— Start of Rows —

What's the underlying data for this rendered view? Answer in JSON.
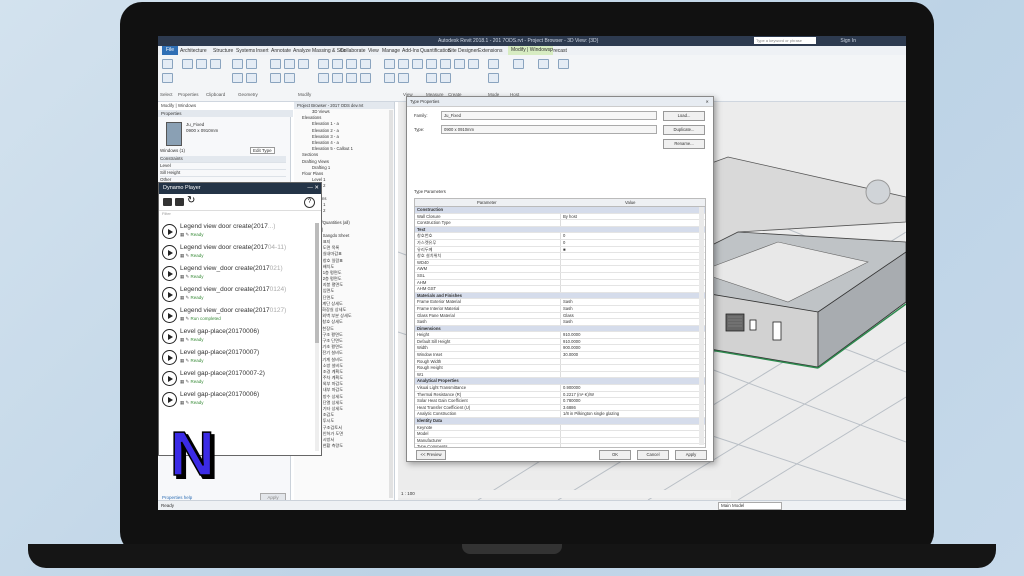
{
  "title_bar": {
    "title": "Autodesk Revit 2018.1 - 201 7ODS.rvt - Project Browser - 3D View: {3D}",
    "search_placeholder": "Type a keyword or phrase",
    "sign_in": "Sign In"
  },
  "ribbon_tabs": [
    "File",
    "Architecture",
    "Structure",
    "Systems",
    "Insert",
    "Annotate",
    "Analyze",
    "Massing & Site",
    "Collaborate",
    "View",
    "Manage",
    "Add-Ins",
    "Quantification",
    "Site Designer",
    "Extensions",
    "Modify | Windows",
    "Precast"
  ],
  "ribbon_groups": [
    "Select",
    "Properties",
    "Clipboard",
    "Geometry",
    "Modify",
    "View",
    "Measure",
    "Create",
    "Mode",
    "Host"
  ],
  "context_label": "Modify | Windows",
  "properties": {
    "header": "Properties",
    "type_name": "Ju_Fixed",
    "type_size": "0900 x 0910mm",
    "filter": "Windows (1)",
    "edit_type": "Edit Type",
    "rows": [
      "Constraints",
      "Level",
      "Sill Height",
      "Other",
      "Head Height"
    ],
    "help_link": "Properties help",
    "apply": "Apply"
  },
  "project_browser": {
    "header": "Project Browser - 2017 ODS dev.rvt",
    "items": [
      "3D Views",
      "Elevations",
      "Elevation 1 - a",
      "Elevation 2 - a",
      "Elevation 3 - a",
      "Elevation 4 - a",
      "Elevation 5 - Callout 1",
      "Sections",
      "Drafting Views",
      "Drafting 1",
      "Floor Plans",
      "Level 1",
      "Level 2",
      "Site",
      "Ceiling Plans",
      "Level 1",
      "Level 2",
      "Legends",
      "Schedules/Quantities (all)",
      "Sheets (all)",
      "000 - Sangdo Sheet",
      "001 - 표지",
      "101 - 도면 목록",
      "102 - 실내마감표",
      "103 - 창호 일람표",
      "104 - 배치도",
      "105 - 1층 평면도",
      "106 - 2층 평면도",
      "107 - 지붕 평면도",
      "108 - 입면도",
      "109 - 단면도",
      "110 - 계단 상세도",
      "111 - 화장실 상세도",
      "112 - 외벽 부분 상세도",
      "113 - 창호 상세도",
      "114 - 천장도",
      "115 - 구조 평면도",
      "116 - 구조 단면도",
      "117 - 기초 평면도",
      "118 - 전기 설비도",
      "119 - 기계 설비도",
      "120 - 소방 설비도",
      "121 - 조경 계획도",
      "122 - 주차 계획도",
      "123 - 외부 마감도",
      "124 - 내부 마감도",
      "125 - 방수 상세도",
      "126 - 단열 상세도",
      "127 - 기타 상세도",
      "128 - 조감도",
      "129 - 투시도",
      "130 - 구조검토서",
      "131 - 인허가 도면",
      "132 - 시방서",
      "133 - 현황 측량도"
    ]
  },
  "dynamo": {
    "title": "Dynamo Player",
    "filter_placeholder": "Filter",
    "scripts": [
      {
        "name": "Legend view door create(2017",
        "num": "...)",
        "status": "Ready",
        "status_color": "#3a8c3a"
      },
      {
        "name": "Legend view door create(2017",
        "num": "04-11)",
        "status": "Ready",
        "status_color": "#3a8c3a"
      },
      {
        "name": "Legend view_door create(2017",
        "num": "021)",
        "status": "Ready",
        "status_color": "#3a8c3a"
      },
      {
        "name": "Legend view_door create(2017",
        "num": "0124)",
        "status": "Ready",
        "status_color": "#3a8c3a"
      },
      {
        "name": "Legend view_door create(2017",
        "num": "0127)",
        "status": "Run completed",
        "status_color": "#3a8c3a"
      },
      {
        "name": "Level gap-place(20170006)",
        "num": "",
        "status": "Ready",
        "status_color": "#3a8c3a"
      },
      {
        "name": "Level gap-place(20170007)",
        "num": "",
        "status": "Ready",
        "status_color": "#3a8c3a"
      },
      {
        "name": "Level gap-place(20170007-2)",
        "num": "",
        "status": "Ready",
        "status_color": "#3a8c3a"
      },
      {
        "name": "Level gap-place(20170006)",
        "num": "",
        "status": "Ready",
        "status_color": "#3a8c3a"
      }
    ]
  },
  "type_properties": {
    "title": "Type Properties",
    "family_label": "Family:",
    "family_value": "Ju_Fixed",
    "type_label": "Type:",
    "type_value": "0900 x 0910mm",
    "load_button": "Load...",
    "duplicate_button": "Duplicate...",
    "rename_button": "Rename...",
    "type_parameters_label": "Type Parameters",
    "col_parameter": "Parameter",
    "col_value": "Value",
    "rows": [
      {
        "p": "Construction",
        "v": "",
        "group": true
      },
      {
        "p": "Wall Closure",
        "v": "By host"
      },
      {
        "p": "Construction Type",
        "v": ""
      },
      {
        "p": "Text",
        "v": "",
        "group": true
      },
      {
        "p": "창호번호",
        "v": "0"
      },
      {
        "p": "가스켓유무",
        "v": "0"
      },
      {
        "p": "유리두께",
        "v": "■",
        "check": true
      },
      {
        "p": "창호 설치위치",
        "v": ""
      },
      {
        "p": "WD40",
        "v": ""
      },
      {
        "p": "AWM",
        "v": ""
      },
      {
        "p": "SSL",
        "v": ""
      },
      {
        "p": "AHM",
        "v": ""
      },
      {
        "p": "AHM GST",
        "v": ""
      },
      {
        "p": "Materials and Finishes",
        "v": "",
        "group": true
      },
      {
        "p": "Frame Exterior Material",
        "v": "Sash"
      },
      {
        "p": "Frame Interior Material",
        "v": "Sash"
      },
      {
        "p": "Glass Pane Material",
        "v": "Glass"
      },
      {
        "p": "Sash",
        "v": "Sash"
      },
      {
        "p": "Dimensions",
        "v": "",
        "group": true
      },
      {
        "p": "Height",
        "v": "910.0000"
      },
      {
        "p": "Default Sill Height",
        "v": "910.0000"
      },
      {
        "p": "Width",
        "v": "900.0000"
      },
      {
        "p": "Window Inset",
        "v": "30.0000"
      },
      {
        "p": "Rough Width",
        "v": ""
      },
      {
        "p": "Rough Height",
        "v": ""
      },
      {
        "p": "W1",
        "v": ""
      },
      {
        "p": "Analytical Properties",
        "v": "",
        "group": true
      },
      {
        "p": "Visual Light Transmittance",
        "v": "0.900000"
      },
      {
        "p": "Thermal Resistance (R)",
        "v": "0.2217 (m²·K)/W"
      },
      {
        "p": "Solar Heat Gain Coefficient",
        "v": "0.780000"
      },
      {
        "p": "Heat Transfer Coefficient (U)",
        "v": "3.6886"
      },
      {
        "p": "Analytic Construction",
        "v": "1/8 in Pilkington single glazing"
      },
      {
        "p": "Identity Data",
        "v": "",
        "group": true
      },
      {
        "p": "Keynote",
        "v": ""
      },
      {
        "p": "Model",
        "v": ""
      },
      {
        "p": "Manufacturer",
        "v": ""
      },
      {
        "p": "Type Comments",
        "v": ""
      }
    ],
    "preview_button": "<< Preview",
    "ok_button": "OK",
    "cancel_button": "Cancel",
    "apply_button": "Apply"
  },
  "view_control": {
    "scale": "1 : 100"
  },
  "status": {
    "text": "Ready",
    "selection": "Main Model"
  },
  "logo_letter": "N",
  "colors": {
    "logo_fill": "#3b2be6",
    "title_bar": "#2d3a4f",
    "group_row": "#d5dceb"
  }
}
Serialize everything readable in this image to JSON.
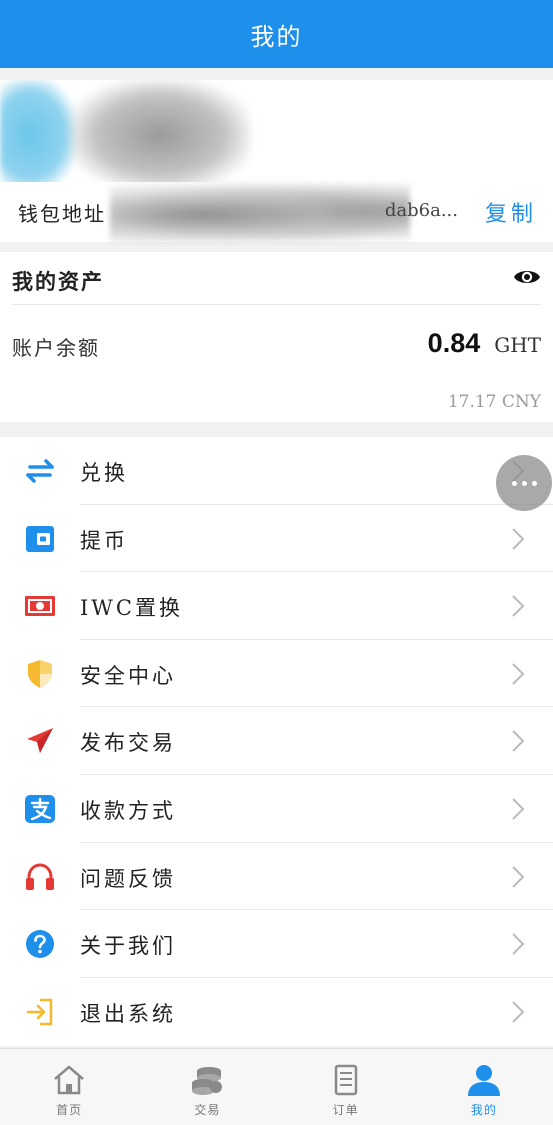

— End of Rows —

* Short task *
Write the entries above out again exactly, but not the pictures.

* Finished exercise *
What's the underlying data for this rendered view? Answer in JSON.
{
  "title_bar": {
    "title": "Autodesk Revit 2018.1 - 201 7ODS.rvt - Project Browser - 3D View: {3D}",
    "search_placeholder": "Type a keyword or phrase",
    "sign_in": "Sign In"
  },
  "ribbon_tabs": [
    "File",
    "Architecture",
    "Structure",
    "Systems",
    "Insert",
    "Annotate",
    "Analyze",
    "Massing & Site",
    "Collaborate",
    "View",
    "Manage",
    "Add-Ins",
    "Quantification",
    "Site Designer",
    "Extensions",
    "Modify | Windows",
    "Precast"
  ],
  "ribbon_groups": [
    "Select",
    "Properties",
    "Clipboard",
    "Geometry",
    "Modify",
    "View",
    "Measure",
    "Create",
    "Mode",
    "Host"
  ],
  "context_label": "Modify | Windows",
  "properties": {
    "header": "Properties",
    "type_name": "Ju_Fixed",
    "type_size": "0900 x 0910mm",
    "filter": "Windows (1)",
    "edit_type": "Edit Type",
    "rows": [
      "Constraints",
      "Level",
      "Sill Height",
      "Other",
      "Head Height"
    ],
    "help_link": "Properties help",
    "apply": "Apply"
  },
  "project_browser": {
    "header": "Project Browser - 2017 ODS dev.rvt",
    "items": [
      "3D Views",
      "Elevations",
      "Elevation 1 - a",
      "Elevation 2 - a",
      "Elevation 3 - a",
      "Elevation 4 - a",
      "Elevation 5 - Callout 1",
      "Sections",
      "Drafting Views",
      "Drafting 1",
      "Floor Plans",
      "Level 1",
      "Level 2",
      "Site",
      "Ceiling Plans",
      "Level 1",
      "Level 2",
      "Legends",
      "Schedules/Quantities (all)",
      "Sheets (all)",
      "000 - Sangdo Sheet",
      "001 - 표지",
      "101 - 도면 목록",
      "102 - 실내마감표",
      "103 - 창호 일람표",
      "104 - 배치도",
      "105 - 1층 평면도",
      "106 - 2층 평면도",
      "107 - 지붕 평면도",
      "108 - 입면도",
      "109 - 단면도",
      "110 - 계단 상세도",
      "111 - 화장실 상세도",
      "112 - 외벽 부분 상세도",
      "113 - 창호 상세도",
      "114 - 천장도",
      "115 - 구조 평면도",
      "116 - 구조 단면도",
      "117 - 기초 평면도",
      "118 - 전기 설비도",
      "119 - 기계 설비도",
      "120 - 소방 설비도",
      "121 - 조경 계획도",
      "122 - 주차 계획도",
      "123 - 외부 마감도",
      "124 - 내부 마감도",
      "125 - 방수 상세도",
      "126 - 단열 상세도",
      "127 - 기타 상세도",
      "128 - 조감도",
      "129 - 투시도",
      "130 - 구조검토서",
      "131 - 인허가 도면",
      "132 - 시방서",
      "133 - 현황 측량도"
    ]
  },
  "dynamo": {
    "title": "Dynamo Player",
    "filter_placeholder": "Filter",
    "scripts": [
      {
        "name": "Legend view door create(2017",
        "num": "...)",
        "status": "Ready",
        "status_color": "#3a8c3a"
      },
      {
        "name": "Legend view door create(2017",
        "num": "04-11)",
        "status": "Ready",
        "status_color": "#3a8c3a"
      },
      {
        "name": "Legend view_door create(2017",
        "num": "021)",
        "status": "Ready",
        "status_color": "#3a8c3a"
      },
      {
        "name": "Legend view_door create(2017",
        "num": "0124)",
        "status": "Ready",
        "status_color": "#3a8c3a"
      },
      {
        "name": "Legend view_door create(2017",
        "num": "0127)",
        "status": "Run completed",
        "status_color": "#3a8c3a"
      },
      {
        "name": "Level gap-place(20170006)",
        "num": "",
        "status": "Ready",
        "status_color": "#3a8c3a"
      },
      {
        "name": "Level gap-place(20170007)",
        "num": "",
        "status": "Ready",
        "status_color": "#3a8c3a"
      },
      {
        "name": "Level gap-place(20170007-2)",
        "num": "",
        "status": "Ready",
        "status_color": "#3a8c3a"
      },
      {
        "name": "Level gap-place(20170006)",
        "num": "",
        "status": "Ready",
        "status_color": "#3a8c3a"
      }
    ]
  },
  "type_properties": {
    "title": "Type Properties",
    "family_label": "Family:",
    "family_value": "Ju_Fixed",
    "type_label": "Type:",
    "type_value": "0900 x 0910mm",
    "load_button": "Load...",
    "duplicate_button": "Duplicate...",
    "rename_button": "Rename...",
    "type_parameters_label": "Type Parameters",
    "col_parameter": "Parameter",
    "col_value": "Value",
    "rows": [
      {
        "p": "Construction",
        "v": "",
        "group": true
      },
      {
        "p": "Wall Closure",
        "v": "By host"
      },
      {
        "p": "Construction Type",
        "v": ""
      },
      {
        "p": "Text",
        "v": "",
        "group": true
      },
      {
        "p": "창호번호",
        "v": "0"
      },
      {
        "p": "가스켓유무",
        "v": "0"
      },
      {
        "p": "유리두께",
        "v": "■",
        "check": true
      },
      {
        "p": "창호 설치위치",
        "v": ""
      },
      {
        "p": "WD40",
        "v": ""
      },
      {
        "p": "AWM",
        "v": ""
      },
      {
        "p": "SSL",
        "v": ""
      },
      {
        "p": "AHM",
        "v": ""
      },
      {
        "p": "AHM GST",
        "v": ""
      },
      {
        "p": "Materials and Finishes",
        "v": "",
        "group": true
      },
      {
        "p": "Frame Exterior Material",
        "v": "Sash"
      },
      {
        "p": "Frame Interior Material",
        "v": "Sash"
      },
      {
        "p": "Glass Pane Material",
        "v": "Glass"
      },
      {
        "p": "Sash",
        "v": "Sash"
      },
      {
        "p": "Dimensions",
        "v": "",
        "group": true
      },
      {
        "p": "Height",
        "v": "910.0000"
      },
      {
        "p": "Default Sill Height",
        "v": "910.0000"
      },
      {
        "p": "Width",
        "v": "900.0000"
      },
      {
        "p": "Window Inset",
        "v": "30.0000"
      },
      {
        "p": "Rough Width",
        "v": ""
      },
      {
        "p": "Rough Height",
        "v": ""
      },
      {
        "p": "W1",
        "v": ""
      },
      {
        "p": "Analytical Properties",
        "v": "",
        "group": true
      },
      {
        "p": "Visual Light Transmittance",
        "v": "0.900000"
      },
      {
        "p": "Thermal Resistance (R)",
        "v": "0.2217 (m²·K)/W"
      },
      {
        "p": "Solar Heat Gain Coefficient",
        "v": "0.780000"
      },
      {
        "p": "Heat Transfer Coefficient (U)",
        "v": "3.6886"
      },
      {
        "p": "Analytic Construction",
        "v": "1/8 in Pilkington single glazing"
      },
      {
        "p": "Identity Data",
        "v": "",
        "group": true
      },
      {
        "p": "Keynote",
        "v": ""
      },
      {
        "p": "Model",
        "v": ""
      },
      {
        "p": "Manufacturer",
        "v": ""
      },
      {
        "p": "Type Comments",
        "v": ""
      }
    ],
    "preview_button": "<< Preview",
    "ok_button": "OK",
    "cancel_button": "Cancel",
    "apply_button": "Apply"
  },
  "view_control": {
    "scale": "1 : 100"
  },
  "status": {
    "text": "Ready",
    "selection": "Main Model"
  },
  "logo_letter": "N",
  "colors": {
    "logo_fill": "#3b2be6",
    "title_bar": "#2d3a4f",
    "group_row": "#d5dceb"
  }
}
Serialize everything readable in this image to JSON.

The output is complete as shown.